Copy the data word for word from its first line through the line containing "bar-labels-group: 3 Days", including both of those lines.

-------- Task inputs --------

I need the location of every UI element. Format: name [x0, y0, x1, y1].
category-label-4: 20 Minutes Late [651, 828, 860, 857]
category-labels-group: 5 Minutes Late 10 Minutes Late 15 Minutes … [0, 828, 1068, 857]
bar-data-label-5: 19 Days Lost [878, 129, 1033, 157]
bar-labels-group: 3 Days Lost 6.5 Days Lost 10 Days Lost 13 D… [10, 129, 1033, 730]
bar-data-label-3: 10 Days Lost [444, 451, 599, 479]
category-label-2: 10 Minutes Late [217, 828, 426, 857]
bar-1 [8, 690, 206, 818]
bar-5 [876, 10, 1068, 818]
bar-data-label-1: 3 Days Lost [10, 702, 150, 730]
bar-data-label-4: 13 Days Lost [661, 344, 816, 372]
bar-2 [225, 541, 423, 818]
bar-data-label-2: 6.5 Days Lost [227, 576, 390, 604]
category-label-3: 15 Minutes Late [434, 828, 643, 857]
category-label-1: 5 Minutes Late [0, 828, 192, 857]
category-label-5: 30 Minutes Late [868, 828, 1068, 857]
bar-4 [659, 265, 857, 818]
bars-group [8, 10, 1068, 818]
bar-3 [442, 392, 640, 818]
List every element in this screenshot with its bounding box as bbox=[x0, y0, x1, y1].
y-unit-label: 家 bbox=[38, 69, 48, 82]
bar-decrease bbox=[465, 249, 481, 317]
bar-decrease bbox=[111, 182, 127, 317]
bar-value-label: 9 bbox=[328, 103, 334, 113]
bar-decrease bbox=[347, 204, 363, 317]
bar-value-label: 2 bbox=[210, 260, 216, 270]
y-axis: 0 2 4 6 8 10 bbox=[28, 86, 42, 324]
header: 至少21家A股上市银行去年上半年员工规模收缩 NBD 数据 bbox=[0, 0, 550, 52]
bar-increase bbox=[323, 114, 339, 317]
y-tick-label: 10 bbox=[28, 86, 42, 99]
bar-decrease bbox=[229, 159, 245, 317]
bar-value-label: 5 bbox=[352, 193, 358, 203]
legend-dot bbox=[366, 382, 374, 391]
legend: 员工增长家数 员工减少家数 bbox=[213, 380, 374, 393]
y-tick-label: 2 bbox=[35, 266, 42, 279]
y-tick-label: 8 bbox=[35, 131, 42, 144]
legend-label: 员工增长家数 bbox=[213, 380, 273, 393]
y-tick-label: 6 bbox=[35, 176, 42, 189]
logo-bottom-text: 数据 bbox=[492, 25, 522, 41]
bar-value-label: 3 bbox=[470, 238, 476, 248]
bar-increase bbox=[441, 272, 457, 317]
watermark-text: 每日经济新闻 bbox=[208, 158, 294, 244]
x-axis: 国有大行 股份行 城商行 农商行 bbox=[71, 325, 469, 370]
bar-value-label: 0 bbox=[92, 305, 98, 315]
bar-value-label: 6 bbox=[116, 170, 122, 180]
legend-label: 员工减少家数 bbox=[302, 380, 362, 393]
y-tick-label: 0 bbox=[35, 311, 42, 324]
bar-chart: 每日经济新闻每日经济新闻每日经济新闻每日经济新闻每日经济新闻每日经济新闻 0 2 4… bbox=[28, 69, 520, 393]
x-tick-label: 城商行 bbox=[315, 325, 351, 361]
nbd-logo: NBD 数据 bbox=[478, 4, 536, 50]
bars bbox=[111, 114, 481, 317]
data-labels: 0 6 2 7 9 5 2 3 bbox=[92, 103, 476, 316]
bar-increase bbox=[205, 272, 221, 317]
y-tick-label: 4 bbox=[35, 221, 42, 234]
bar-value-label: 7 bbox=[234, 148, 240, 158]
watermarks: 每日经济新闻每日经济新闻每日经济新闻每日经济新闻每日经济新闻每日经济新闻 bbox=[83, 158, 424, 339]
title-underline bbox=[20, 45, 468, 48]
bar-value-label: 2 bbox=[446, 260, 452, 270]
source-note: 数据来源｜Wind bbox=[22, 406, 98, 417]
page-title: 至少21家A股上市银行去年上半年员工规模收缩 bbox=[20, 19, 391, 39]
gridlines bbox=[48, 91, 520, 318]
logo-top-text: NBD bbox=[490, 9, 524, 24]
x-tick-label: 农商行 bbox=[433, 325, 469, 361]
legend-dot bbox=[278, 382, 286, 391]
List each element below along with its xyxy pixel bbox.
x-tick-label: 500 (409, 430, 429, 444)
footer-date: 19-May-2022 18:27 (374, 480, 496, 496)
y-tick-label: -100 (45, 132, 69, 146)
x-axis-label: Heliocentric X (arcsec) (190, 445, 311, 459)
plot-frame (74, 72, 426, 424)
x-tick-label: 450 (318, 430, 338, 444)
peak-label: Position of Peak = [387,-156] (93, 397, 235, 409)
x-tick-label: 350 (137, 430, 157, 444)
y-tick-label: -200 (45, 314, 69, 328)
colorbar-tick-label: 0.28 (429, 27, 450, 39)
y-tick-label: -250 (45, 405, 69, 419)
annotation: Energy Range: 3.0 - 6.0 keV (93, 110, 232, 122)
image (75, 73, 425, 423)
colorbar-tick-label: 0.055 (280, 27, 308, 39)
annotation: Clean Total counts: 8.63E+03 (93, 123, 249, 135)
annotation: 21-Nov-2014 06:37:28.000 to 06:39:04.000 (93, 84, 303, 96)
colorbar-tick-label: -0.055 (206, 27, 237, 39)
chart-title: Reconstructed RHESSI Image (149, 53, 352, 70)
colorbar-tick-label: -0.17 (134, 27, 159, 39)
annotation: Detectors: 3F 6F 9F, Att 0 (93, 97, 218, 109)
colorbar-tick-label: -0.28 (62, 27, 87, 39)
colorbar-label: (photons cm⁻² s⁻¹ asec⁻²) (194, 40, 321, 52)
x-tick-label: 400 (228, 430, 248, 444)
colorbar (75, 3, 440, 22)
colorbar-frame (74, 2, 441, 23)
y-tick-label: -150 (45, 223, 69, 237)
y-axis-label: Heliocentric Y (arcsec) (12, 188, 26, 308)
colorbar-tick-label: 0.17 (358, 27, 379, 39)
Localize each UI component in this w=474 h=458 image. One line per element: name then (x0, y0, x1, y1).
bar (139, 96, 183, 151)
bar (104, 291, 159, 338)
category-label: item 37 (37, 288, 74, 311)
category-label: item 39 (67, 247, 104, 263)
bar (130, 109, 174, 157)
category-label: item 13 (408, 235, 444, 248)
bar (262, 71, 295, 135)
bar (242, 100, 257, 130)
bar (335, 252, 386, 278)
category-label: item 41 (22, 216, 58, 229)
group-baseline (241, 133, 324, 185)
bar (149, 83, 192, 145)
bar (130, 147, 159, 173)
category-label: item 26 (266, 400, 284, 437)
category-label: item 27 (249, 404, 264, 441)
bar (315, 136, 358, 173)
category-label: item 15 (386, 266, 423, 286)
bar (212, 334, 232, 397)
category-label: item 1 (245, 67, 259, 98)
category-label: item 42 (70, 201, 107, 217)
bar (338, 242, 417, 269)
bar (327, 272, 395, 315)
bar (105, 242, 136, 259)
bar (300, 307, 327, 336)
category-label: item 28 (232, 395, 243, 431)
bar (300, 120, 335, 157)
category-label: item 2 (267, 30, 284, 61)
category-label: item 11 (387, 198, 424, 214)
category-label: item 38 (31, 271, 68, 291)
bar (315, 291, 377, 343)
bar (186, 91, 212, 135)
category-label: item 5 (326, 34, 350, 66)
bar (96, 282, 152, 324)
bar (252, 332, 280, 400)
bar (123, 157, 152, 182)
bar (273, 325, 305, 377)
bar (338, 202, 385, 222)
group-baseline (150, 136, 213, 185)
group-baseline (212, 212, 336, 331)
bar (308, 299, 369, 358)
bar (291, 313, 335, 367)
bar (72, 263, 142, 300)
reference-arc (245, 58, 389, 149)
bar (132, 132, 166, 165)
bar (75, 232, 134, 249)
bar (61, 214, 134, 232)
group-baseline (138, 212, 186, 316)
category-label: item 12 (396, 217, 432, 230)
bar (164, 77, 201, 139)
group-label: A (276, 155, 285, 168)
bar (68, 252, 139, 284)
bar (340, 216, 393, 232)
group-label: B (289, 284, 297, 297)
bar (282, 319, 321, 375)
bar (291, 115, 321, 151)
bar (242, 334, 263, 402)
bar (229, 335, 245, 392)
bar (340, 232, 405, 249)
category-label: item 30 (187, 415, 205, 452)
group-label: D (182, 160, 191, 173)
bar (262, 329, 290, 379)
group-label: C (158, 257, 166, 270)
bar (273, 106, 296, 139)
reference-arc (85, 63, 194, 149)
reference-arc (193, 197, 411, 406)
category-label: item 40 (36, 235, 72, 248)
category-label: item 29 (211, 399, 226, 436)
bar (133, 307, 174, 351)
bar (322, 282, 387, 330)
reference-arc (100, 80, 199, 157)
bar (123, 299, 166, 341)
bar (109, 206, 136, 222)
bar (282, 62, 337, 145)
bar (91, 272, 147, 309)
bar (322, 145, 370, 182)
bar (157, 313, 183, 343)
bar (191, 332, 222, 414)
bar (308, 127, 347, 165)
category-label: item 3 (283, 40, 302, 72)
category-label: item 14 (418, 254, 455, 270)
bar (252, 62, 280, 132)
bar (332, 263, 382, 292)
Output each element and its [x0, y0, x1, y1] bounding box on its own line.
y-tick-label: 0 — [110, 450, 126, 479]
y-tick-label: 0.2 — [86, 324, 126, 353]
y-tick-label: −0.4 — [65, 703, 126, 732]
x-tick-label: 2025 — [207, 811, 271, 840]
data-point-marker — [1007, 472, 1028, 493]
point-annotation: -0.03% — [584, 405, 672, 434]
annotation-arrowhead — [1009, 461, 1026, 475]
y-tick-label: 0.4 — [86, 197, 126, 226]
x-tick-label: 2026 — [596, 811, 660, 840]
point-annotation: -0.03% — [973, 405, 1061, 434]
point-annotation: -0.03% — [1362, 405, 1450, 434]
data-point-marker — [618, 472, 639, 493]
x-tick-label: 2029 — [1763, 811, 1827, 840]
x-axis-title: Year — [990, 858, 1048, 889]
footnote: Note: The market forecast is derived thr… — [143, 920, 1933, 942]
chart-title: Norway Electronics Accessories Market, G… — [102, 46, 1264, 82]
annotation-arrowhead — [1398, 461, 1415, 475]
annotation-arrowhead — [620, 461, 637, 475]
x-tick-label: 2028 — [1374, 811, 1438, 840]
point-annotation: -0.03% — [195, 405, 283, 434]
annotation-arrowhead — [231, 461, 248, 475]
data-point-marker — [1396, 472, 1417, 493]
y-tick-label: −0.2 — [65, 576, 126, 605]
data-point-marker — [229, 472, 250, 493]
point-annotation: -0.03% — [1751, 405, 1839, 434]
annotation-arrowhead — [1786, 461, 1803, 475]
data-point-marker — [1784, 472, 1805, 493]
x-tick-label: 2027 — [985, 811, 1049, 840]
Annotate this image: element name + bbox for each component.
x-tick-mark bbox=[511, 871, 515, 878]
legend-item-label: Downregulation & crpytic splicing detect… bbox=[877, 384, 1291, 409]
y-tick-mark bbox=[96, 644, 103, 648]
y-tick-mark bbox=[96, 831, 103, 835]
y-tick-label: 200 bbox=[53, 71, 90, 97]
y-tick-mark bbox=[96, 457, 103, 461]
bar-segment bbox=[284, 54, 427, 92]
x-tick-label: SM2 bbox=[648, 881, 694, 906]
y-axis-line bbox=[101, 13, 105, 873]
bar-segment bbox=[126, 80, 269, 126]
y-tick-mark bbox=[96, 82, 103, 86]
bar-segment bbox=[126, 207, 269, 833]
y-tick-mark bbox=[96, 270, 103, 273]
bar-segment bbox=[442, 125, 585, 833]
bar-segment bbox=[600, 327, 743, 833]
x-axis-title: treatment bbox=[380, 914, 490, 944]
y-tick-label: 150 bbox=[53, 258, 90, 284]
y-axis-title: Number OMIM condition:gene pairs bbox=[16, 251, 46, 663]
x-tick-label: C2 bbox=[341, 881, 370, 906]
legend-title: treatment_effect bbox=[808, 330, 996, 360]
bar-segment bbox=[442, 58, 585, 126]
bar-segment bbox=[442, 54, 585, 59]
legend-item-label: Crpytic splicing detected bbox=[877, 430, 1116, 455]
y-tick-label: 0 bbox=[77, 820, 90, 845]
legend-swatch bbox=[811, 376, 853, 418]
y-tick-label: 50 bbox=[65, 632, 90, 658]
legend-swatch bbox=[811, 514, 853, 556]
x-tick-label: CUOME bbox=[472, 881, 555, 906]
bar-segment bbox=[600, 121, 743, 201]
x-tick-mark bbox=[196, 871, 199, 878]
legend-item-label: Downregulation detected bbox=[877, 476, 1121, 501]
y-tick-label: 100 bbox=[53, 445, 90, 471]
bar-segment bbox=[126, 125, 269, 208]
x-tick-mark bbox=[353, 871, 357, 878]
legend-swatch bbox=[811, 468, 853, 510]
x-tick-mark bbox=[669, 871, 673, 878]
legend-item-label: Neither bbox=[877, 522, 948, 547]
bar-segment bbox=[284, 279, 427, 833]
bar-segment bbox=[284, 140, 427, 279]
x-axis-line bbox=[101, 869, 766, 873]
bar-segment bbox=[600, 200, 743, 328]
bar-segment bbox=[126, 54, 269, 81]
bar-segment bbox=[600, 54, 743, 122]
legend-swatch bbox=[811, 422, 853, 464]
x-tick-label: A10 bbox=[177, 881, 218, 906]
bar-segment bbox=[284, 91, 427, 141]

--------

Task response:
I need the location of every UI element. Format: name [x0, y0, x1, y1].
category-label-4: 20 Minutes Late [651, 828, 860, 857]
category-labels-group: 5 Minutes Late 10 Minutes Late 15 Minutes … [0, 828, 1068, 857]
bar-data-label-5: 19 Days Lost [878, 129, 1033, 157]
bar-labels-group: 3 Days Lost 6.5 Days Lost 10 Days Lost 13 D… [10, 129, 1033, 730]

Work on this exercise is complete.